-------- DATA FOR THE TASK

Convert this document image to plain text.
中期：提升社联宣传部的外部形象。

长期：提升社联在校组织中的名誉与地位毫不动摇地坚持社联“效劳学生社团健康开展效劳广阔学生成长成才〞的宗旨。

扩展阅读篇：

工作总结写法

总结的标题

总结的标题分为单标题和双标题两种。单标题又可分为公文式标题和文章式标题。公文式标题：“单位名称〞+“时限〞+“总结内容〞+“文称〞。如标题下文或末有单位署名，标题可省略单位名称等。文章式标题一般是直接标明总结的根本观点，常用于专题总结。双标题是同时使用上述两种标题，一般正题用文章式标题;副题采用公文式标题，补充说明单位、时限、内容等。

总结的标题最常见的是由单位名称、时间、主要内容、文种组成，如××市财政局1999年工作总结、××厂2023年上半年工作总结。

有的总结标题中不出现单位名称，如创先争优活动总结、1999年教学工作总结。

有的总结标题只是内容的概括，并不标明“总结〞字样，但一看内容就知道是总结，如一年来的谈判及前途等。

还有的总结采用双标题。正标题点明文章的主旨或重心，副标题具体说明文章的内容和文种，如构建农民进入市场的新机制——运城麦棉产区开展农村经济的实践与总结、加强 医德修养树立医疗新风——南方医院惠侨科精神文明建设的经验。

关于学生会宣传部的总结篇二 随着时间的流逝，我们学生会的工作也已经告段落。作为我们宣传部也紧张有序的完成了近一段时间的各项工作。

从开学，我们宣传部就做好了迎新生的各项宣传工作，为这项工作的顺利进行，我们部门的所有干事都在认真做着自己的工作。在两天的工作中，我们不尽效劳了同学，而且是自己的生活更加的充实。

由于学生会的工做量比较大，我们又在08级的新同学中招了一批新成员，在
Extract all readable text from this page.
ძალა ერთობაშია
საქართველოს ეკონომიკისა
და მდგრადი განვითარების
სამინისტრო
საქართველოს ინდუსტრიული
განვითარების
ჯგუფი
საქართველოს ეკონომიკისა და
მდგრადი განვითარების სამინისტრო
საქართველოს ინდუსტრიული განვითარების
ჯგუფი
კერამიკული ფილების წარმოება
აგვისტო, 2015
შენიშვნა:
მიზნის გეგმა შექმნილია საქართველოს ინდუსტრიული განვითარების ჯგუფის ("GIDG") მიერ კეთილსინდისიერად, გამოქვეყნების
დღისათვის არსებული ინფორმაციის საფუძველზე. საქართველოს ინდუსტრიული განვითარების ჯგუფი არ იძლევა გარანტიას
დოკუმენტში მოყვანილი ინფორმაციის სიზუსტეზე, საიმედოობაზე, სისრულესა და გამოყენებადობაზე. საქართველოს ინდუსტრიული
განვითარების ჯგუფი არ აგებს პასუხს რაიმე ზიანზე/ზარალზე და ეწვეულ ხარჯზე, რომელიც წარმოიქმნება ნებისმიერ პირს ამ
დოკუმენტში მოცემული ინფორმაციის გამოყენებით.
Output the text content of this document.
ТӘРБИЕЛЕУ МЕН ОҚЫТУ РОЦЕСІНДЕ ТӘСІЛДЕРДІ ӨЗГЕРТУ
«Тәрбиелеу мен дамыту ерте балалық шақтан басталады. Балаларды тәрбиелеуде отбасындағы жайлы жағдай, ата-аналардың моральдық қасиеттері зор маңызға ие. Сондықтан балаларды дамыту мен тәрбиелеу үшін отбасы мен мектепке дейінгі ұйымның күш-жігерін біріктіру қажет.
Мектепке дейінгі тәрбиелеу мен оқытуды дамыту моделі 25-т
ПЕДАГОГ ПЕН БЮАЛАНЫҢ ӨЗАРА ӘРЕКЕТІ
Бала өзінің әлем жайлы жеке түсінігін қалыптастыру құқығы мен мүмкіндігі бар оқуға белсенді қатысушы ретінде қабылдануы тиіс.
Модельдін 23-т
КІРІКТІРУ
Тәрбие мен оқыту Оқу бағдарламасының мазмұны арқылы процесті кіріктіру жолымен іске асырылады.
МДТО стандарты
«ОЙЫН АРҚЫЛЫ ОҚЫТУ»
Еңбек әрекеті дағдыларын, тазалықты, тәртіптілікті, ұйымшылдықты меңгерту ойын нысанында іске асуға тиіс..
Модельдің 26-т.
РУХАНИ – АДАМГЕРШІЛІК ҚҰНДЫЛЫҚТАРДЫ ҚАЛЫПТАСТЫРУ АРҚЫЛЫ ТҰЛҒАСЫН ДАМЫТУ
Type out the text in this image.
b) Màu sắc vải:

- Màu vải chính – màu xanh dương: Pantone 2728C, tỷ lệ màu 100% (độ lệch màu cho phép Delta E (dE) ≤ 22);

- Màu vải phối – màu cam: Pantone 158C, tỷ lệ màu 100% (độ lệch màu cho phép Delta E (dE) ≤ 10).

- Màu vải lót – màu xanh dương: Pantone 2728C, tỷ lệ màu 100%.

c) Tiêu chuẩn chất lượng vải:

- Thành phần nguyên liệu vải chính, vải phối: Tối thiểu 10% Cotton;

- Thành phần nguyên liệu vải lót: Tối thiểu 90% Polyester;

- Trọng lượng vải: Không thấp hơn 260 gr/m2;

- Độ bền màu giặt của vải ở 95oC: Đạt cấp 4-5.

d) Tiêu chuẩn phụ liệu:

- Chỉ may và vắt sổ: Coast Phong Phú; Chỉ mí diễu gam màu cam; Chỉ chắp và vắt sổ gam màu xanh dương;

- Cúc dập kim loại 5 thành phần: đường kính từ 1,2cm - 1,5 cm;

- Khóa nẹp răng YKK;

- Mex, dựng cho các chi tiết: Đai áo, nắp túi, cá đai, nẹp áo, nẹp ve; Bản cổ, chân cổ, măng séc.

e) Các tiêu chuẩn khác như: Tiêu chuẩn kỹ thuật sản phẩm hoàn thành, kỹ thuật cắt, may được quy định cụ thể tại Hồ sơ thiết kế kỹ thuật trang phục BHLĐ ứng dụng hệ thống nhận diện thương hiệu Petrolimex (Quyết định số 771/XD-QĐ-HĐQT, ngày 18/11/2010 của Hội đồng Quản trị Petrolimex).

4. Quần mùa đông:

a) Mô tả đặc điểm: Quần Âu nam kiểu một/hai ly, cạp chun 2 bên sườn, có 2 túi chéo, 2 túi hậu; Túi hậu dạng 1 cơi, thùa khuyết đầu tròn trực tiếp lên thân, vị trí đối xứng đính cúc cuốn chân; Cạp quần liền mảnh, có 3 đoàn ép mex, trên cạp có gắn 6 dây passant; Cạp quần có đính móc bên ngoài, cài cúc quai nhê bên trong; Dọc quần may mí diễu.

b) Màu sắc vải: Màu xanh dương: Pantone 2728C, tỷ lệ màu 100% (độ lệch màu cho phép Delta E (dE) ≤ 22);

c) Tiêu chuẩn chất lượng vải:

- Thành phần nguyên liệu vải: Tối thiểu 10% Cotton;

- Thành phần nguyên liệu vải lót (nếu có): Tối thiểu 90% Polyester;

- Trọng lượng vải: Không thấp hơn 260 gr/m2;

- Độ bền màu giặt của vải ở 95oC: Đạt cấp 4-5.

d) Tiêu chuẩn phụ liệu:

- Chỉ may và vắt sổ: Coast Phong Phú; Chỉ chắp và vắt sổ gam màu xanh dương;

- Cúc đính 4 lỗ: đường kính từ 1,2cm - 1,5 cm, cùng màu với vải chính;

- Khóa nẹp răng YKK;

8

----------------

= EXERCISE OBJECTIVE =
Using the data above, return each line exactly as written.

= TASK OUTPUT =
Convert this document image to plain text.
中期：提升社联宣传部的外部形象。

长期：提升社联在校组织中的名誉与地位毫不动摇地坚持社联“效劳学生社团健康开展效劳广阔学生成长成才〞的宗旨。

扩展阅读篇：

工作总结写法

总结的标题

总结的标题分为单标题和双标题两种。单标题又可分为公文式标题和文章式标题。公文式标题：“单位名称〞+“时限〞+“总结内容〞+“文称〞。如标题下文或末有单位署名，标题可省略单位名称等。文章式标题一般是直接标明总结的根本观点，常用于专题总结。双标题是同时使用上述两种标题，一般正题用文章式标题;副题采用公文式标题，补充说明单位、时限、内容等。

总结的标题最常见的是由单位名称、时间、主要内容、文种组成，如××市财政局1999年工作总结、××厂2023年上半年工作总结。

有的总结标题中不出现单位名称，如创先争优活动总结、1999年教学工作总结。

有的总结标题只是内容的概括，并不标明“总结〞字样，但一看内容就知道是总结，如一年来的谈判及前途等。

还有的总结采用双标题。正标题点明文章的主旨或重心，副标题具体说明文章的内容和文种，如构建农民进入市场的新机制——运城麦棉产区开展农村经济的实践与总结、加强 医德修养树立医疗新风——南方医院惠侨科精神文明建设的经验。

关于学生会宣传部的总结篇二 随着时间的流逝，我们学生会的工作也已经告段落。作为我们宣传部也紧张有序的完成了近一段时间的各项工作。

从开学，我们宣传部就做好了迎新生的各项宣传工作，为这项工作的顺利进行，我们部门的所有干事都在认真做着自己的工作。在两天的工作中，我们不尽效劳了同学，而且是自己的生活更加的充实。

由于学生会的工做量比较大，我们又在08级的新同学中招了一批新成员，在
Extract all readable text from this page.
ძალა ერთობაშია
საქართველოს ეკონომიკისა
და მდგრადი განვითარების
სამინისტრო
საქართველოს ინდუსტრიული
განვითარების
ჯგუფი
საქართველოს ეკონომიკისა და
მდგრადი განვითარების სამინისტრო
საქართველოს ინდუსტრიული განვითარების
ჯგუფი
კერამიკული ფილების წარმოება
აგვისტო, 2015
შენიშვნა:
მიზნის გეგმა შექმნილია საქართველოს ინდუსტრიული განვითარების ჯგუფის ("GIDG") მიერ კეთილსინდისიერად, გამოქვეყნების
დღისათვის არსებული ინფორმაციის საფუძველზე. საქართველოს ინდუსტრიული განვითარების ჯგუფი არ იძლევა გარანტიას
დოკუმენტში მოყვანილი ინფორმაციის სიზუსტეზე, საიმედოობაზე, სისრულესა და გამოყენებადობაზე. საქართველოს ინდუსტრიული
განვითარების ჯგუფი არ აგებს პასუხს რაიმე ზიანზე/ზარალზე და ეწვეულ ხარჯზე, რომელიც წარმოიქმნება ნებისმიერ პირს ამ
დოკუმენტში მოცემული ინფორმაციის გამოყენებით.
Output the text content of this document.
ТӘРБИЕЛЕУ МЕН ОҚЫТУ РОЦЕСІНДЕ ТӘСІЛДЕРДІ ӨЗГЕРТУ
«Тәрбиелеу мен дамыту ерте балалық шақтан басталады. Балаларды тәрбиелеуде отбасындағы жайлы жағдай, ата-аналардың моральдық қасиеттері зор маңызға ие. Сондықтан балаларды дамыту мен тәрбиелеу үшін отбасы мен мектепке дейінгі ұйымның күш-жігерін біріктіру қажет.
Мектепке дейінгі тәрбиелеу мен оқытуды дамыту моделі 25-т
ПЕДАГОГ ПЕН БЮАЛАНЫҢ ӨЗАРА ӘРЕКЕТІ
Бала өзінің әлем жайлы жеке түсінігін қалыптастыру құқығы мен мүмкіндігі бар оқуға белсенді қатысушы ретінде қабылдануы тиіс.
Модельдін 23-т
КІРІКТІРУ
Тәрбие мен оқыту Оқу бағдарламасының мазмұны арқылы процесті кіріктіру жолымен іске асырылады.
МДТО стандарты
«ОЙЫН АРҚЫЛЫ ОҚЫТУ»
Еңбек әрекеті дағдыларын, тазалықты, тәртіптілікті, ұйымшылдықты меңгерту ойын нысанында іске асуға тиіс..
Модельдің 26-т.
РУХАНИ – АДАМГЕРШІЛІК ҚҰНДЫЛЫҚТАРДЫ ҚАЛЫПТАСТЫРУ АРҚЫЛЫ ТҰЛҒАСЫН ДАМЫТУ
Type out the text in this image.
b) Màu sắc vải:

- Màu vải chính – màu xanh dương: Pantone 2728C, tỷ lệ màu 100% (độ lệch màu cho phép Delta E (dE) ≤ 22);

- Màu vải phối – màu cam: Pantone 158C, tỷ lệ màu 100% (độ lệch màu cho phép Delta E (dE) ≤ 10).

- Màu vải lót – màu xanh dương: Pantone 2728C, tỷ lệ màu 100%.

c) Tiêu chuẩn chất lượng vải:

- Thành phần nguyên liệu vải chính, vải phối: Tối thiểu 10% Cotton;

- Thành phần nguyên liệu vải lót: Tối thiểu 90% Polyester;

- Trọng lượng vải: Không thấp hơn 260 gr/m2;

- Độ bền màu giặt của vải ở 95oC: Đạt cấp 4-5.

d) Tiêu chuẩn phụ liệu:

- Chỉ may và vắt sổ: Coast Phong Phú; Chỉ mí diễu gam màu cam; Chỉ chắp và vắt sổ gam màu xanh dương;

- Cúc dập kim loại 5 thành phần: đường kính từ 1,2cm - 1,5 cm;

- Khóa nẹp răng YKK;

- Mex, dựng cho các chi tiết: Đai áo, nắp túi, cá đai, nẹp áo, nẹp ve; Bản cổ, chân cổ, măng séc.

e) Các tiêu chuẩn khác như: Tiêu chuẩn kỹ thuật sản phẩm hoàn thành, kỹ thuật cắt, may được quy định cụ thể tại Hồ sơ thiết kế kỹ thuật trang phục BHLĐ ứng dụng hệ thống nhận diện thương hiệu Petrolimex (Quyết định số 771/XD-QĐ-HĐQT, ngày 18/11/2010 của Hội đồng Quản trị Petrolimex).

4. Quần mùa đông:

a) Mô tả đặc điểm: Quần Âu nam kiểu một/hai ly, cạp chun 2 bên sườn, có 2 túi chéo, 2 túi hậu; Túi hậu dạng 1 cơi, thùa khuyết đầu tròn trực tiếp lên thân, vị trí đối xứng đính cúc cuốn chân; Cạp quần liền mảnh, có 3 đoàn ép mex, trên cạp có gắn 6 dây passant; Cạp quần có đính móc bên ngoài, cài cúc quai nhê bên trong; Dọc quần may mí diễu.

b) Màu sắc vải: Màu xanh dương: Pantone 2728C, tỷ lệ màu 100% (độ lệch màu cho phép Delta E (dE) ≤ 22);

c) Tiêu chuẩn chất lượng vải:

- Thành phần nguyên liệu vải: Tối thiểu 10% Cotton;

- Thành phần nguyên liệu vải lót (nếu có): Tối thiểu 90% Polyester;

- Trọng lượng vải: Không thấp hơn 260 gr/m2;

- Độ bền màu giặt của vải ở 95oC: Đạt cấp 4-5.

d) Tiêu chuẩn phụ liệu:

- Chỉ may và vắt sổ: Coast Phong Phú; Chỉ chắp và vắt sổ gam màu xanh dương;

- Cúc đính 4 lỗ: đường kính từ 1,2cm - 1,5 cm, cùng màu với vải chính;

- Khóa nẹp răng YKK;

8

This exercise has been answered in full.